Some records
□ □ □ □ □ □ □

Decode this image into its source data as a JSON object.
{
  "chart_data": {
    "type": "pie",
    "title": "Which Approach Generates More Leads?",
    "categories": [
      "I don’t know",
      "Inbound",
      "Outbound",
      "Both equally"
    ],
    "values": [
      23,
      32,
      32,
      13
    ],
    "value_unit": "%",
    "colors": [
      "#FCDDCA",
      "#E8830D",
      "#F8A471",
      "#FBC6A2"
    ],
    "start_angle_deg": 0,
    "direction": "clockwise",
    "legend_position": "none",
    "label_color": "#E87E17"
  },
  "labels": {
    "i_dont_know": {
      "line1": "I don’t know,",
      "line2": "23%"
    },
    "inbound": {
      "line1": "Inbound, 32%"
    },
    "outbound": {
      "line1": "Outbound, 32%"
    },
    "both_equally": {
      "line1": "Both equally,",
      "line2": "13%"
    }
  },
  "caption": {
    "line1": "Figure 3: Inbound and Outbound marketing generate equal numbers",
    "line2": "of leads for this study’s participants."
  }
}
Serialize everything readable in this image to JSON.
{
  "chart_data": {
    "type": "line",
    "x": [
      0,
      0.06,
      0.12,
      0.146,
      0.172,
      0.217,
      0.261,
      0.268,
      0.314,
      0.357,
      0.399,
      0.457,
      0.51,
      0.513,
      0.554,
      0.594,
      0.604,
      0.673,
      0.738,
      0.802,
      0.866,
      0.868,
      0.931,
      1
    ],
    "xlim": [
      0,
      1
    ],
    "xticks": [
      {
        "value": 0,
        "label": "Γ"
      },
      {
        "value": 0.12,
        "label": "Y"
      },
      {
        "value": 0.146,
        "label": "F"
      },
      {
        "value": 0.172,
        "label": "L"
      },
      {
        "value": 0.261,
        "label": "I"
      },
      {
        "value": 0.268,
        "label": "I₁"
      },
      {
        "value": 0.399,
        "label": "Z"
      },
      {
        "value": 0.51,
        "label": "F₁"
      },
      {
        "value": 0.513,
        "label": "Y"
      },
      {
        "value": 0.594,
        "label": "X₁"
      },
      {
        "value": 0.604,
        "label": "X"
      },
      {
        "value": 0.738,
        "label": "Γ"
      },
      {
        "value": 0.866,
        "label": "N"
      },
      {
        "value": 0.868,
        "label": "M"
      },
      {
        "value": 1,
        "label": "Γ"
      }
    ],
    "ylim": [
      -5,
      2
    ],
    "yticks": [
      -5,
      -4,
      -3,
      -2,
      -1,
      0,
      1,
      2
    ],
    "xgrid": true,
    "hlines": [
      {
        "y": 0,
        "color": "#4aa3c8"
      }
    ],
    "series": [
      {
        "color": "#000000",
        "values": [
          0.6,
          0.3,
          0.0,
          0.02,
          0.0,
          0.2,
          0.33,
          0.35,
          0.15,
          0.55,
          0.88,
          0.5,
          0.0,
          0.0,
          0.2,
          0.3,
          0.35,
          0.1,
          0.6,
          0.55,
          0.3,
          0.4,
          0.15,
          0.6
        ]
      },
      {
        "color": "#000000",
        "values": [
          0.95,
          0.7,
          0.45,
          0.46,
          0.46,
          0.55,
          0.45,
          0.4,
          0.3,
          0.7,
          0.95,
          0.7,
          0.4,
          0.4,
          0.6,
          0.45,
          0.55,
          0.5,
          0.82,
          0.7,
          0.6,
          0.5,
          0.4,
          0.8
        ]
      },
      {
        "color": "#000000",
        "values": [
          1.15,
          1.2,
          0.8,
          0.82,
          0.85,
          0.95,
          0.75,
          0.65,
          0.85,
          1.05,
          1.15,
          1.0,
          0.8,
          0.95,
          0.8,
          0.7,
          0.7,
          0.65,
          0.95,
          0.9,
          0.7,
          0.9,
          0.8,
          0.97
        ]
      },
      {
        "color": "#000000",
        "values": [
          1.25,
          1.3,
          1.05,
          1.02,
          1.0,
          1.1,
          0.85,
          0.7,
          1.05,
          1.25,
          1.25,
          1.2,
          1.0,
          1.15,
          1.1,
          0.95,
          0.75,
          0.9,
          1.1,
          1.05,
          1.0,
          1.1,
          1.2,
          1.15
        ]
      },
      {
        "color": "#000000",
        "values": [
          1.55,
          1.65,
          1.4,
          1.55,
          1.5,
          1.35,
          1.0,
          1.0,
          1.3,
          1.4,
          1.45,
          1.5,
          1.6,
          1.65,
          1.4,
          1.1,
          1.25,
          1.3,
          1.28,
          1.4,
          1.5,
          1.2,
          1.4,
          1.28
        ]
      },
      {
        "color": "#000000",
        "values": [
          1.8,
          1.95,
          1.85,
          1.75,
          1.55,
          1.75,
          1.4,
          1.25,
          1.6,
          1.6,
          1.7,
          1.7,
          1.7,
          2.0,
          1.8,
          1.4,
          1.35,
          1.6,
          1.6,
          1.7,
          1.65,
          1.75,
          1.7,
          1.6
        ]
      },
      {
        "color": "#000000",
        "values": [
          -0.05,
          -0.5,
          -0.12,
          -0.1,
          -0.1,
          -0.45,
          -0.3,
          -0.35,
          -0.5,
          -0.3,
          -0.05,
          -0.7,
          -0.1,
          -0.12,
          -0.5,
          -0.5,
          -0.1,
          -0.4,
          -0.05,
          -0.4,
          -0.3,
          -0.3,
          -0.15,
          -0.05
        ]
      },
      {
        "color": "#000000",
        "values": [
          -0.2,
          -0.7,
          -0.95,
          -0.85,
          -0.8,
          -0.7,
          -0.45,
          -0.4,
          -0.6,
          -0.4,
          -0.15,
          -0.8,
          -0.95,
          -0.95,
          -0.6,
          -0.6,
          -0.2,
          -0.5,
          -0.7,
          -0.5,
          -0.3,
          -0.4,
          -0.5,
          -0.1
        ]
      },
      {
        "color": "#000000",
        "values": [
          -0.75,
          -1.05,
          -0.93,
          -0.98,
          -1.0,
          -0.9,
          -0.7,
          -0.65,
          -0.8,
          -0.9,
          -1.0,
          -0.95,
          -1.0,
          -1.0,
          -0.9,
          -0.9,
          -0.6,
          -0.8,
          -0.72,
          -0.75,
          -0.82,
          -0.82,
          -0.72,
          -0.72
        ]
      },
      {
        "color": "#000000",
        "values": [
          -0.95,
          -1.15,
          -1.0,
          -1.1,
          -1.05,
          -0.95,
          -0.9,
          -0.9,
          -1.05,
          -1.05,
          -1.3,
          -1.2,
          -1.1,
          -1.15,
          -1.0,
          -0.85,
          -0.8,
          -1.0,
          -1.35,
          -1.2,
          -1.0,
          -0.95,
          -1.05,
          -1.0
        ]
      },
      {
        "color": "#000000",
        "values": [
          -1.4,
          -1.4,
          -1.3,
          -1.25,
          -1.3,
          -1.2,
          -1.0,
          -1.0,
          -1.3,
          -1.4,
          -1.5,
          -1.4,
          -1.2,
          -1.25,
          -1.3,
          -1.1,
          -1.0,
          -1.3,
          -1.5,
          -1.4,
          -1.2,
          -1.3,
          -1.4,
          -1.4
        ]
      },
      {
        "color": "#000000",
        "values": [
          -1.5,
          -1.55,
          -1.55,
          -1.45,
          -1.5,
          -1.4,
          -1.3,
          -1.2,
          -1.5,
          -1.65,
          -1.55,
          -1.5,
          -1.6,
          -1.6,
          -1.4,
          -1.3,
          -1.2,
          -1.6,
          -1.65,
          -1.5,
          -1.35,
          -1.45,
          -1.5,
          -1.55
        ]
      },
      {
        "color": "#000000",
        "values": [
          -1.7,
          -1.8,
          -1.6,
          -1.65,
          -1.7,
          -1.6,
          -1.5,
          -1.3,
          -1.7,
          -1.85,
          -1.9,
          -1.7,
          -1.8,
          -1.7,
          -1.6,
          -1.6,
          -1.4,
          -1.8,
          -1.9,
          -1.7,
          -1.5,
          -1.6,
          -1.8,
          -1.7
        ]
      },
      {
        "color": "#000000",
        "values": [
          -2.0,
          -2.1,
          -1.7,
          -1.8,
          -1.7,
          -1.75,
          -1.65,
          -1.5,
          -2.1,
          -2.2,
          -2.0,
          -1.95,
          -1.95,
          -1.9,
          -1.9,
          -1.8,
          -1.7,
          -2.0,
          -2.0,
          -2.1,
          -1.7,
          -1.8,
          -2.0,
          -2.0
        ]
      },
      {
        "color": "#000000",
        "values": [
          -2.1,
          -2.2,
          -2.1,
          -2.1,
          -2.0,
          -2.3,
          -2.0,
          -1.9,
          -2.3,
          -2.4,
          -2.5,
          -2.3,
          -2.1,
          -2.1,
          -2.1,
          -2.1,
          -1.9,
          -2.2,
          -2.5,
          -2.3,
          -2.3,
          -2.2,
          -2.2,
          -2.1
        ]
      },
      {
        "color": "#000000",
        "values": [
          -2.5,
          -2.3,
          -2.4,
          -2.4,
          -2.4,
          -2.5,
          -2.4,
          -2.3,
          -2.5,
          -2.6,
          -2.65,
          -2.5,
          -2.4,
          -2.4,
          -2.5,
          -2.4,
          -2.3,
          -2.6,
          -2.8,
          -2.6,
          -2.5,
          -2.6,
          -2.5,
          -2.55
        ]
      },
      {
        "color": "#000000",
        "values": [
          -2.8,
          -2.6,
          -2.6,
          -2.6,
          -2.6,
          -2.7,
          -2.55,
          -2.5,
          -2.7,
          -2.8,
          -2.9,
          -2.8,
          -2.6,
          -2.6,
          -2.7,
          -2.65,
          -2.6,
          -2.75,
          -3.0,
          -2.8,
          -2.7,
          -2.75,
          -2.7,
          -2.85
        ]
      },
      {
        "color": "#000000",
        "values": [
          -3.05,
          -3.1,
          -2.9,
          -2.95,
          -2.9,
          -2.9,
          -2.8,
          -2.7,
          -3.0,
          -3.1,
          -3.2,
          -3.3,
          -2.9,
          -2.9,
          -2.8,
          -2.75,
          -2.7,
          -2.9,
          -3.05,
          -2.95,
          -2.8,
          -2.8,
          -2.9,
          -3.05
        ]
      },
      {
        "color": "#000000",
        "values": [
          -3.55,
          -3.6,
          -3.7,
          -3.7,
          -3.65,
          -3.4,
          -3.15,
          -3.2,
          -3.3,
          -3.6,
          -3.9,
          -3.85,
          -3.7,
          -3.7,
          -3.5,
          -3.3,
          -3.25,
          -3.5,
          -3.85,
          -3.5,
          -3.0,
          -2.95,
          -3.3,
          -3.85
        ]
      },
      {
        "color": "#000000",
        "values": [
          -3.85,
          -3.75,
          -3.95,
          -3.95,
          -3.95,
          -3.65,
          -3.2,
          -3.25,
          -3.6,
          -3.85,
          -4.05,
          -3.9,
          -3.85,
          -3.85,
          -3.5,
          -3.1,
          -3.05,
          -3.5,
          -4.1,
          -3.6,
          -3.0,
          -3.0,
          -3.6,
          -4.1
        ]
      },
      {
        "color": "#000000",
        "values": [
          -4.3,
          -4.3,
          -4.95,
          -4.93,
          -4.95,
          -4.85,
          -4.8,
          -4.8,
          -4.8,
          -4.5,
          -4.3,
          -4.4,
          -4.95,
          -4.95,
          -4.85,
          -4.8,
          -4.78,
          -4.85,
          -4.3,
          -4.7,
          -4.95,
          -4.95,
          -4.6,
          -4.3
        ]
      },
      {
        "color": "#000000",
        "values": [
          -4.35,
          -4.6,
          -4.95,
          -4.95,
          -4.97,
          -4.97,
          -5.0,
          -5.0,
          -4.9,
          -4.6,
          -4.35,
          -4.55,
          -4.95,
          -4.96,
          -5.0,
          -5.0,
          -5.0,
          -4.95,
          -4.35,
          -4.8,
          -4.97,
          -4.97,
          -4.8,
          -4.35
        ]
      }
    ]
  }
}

□ □ □ □ □ □ □

What you have to do:
From the listing above, copy all lines holding the word "image".

Output below:
Decode this image into its source data as a JSON object.
Serialize everything readable in this image to JSON.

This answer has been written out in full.